- **Data rows**

========

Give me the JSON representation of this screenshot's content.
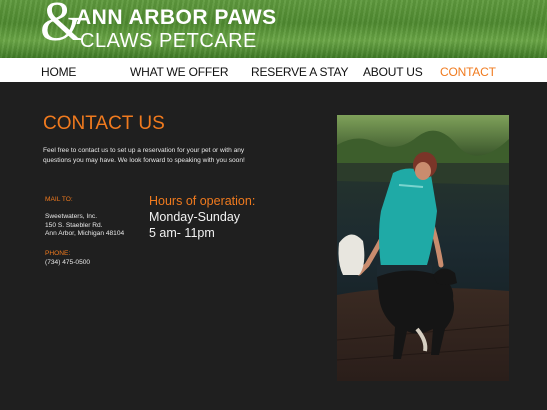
{
  "brand": {
    "ampersand": "&",
    "line1": "ANN ARBOR PAWS",
    "line2": "CLAWS PETCARE"
  },
  "nav": {
    "items": [
      "HOME",
      "WHAT WE OFFER",
      "RESERVE A STAY",
      "ABOUT US",
      "CONTACT"
    ],
    "active": "CONTACT"
  },
  "contact": {
    "title": "CONTACT US",
    "intro": "Feel free to contact us to set up a reservation for your pet or with any questions you may have. We look forward to speaking with you soon!",
    "mail_label": "MAIL TO:",
    "address": [
      "Sweetwaters, Inc.",
      "150 S. Staebler Rd.",
      "Ann Arbor, Michigan 48104"
    ],
    "phone_label": "PHONE:",
    "phone": "(734) 475-0500"
  },
  "hours": {
    "label": "Hours of operation:",
    "days": "Monday-Sunday",
    "time": "5 am- 11pm"
  },
  "colors": {
    "accent": "#f07a1e",
    "background": "#1f1f1f",
    "nav_bg": "#ffffff",
    "header_grass": "#5f9a3e"
  }
}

========

- **Required work**
Leave out the pictures and copy everything else in the records word for word.

- **Problem solution**
Give me the JSON representation of this screenshot's content.
{
  "brand": {
    "ampersand": "&",
    "line1": "ANN ARBOR PAWS",
    "line2": "CLAWS PETCARE"
  },
  "nav": {
    "items": [
      "HOME",
      "WHAT WE OFFER",
      "RESERVE A STAY",
      "ABOUT US",
      "CONTACT"
    ],
    "active": "CONTACT"
  },
  "contact": {
    "title": "CONTACT US",
    "intro": "Feel free to contact us to set up a reservation for your pet or with any questions you may have. We look forward to speaking with you soon!",
    "mail_label": "MAIL TO:",
    "address": [
      "Sweetwaters, Inc.",
      "150 S. Staebler Rd.",
      "Ann Arbor, Michigan 48104"
    ],
    "phone_label": "PHONE:",
    "phone": "(734) 475-0500"
  },
  "hours": {
    "label": "Hours of operation:",
    "days": "Monday-Sunday",
    "time": "5 am- 11pm"
  },
  "colors": {
    "accent": "#f07a1e",
    "background": "#1f1f1f",
    "nav_bg": "#ffffff",
    "header_grass": "#5f9a3e"
  }
}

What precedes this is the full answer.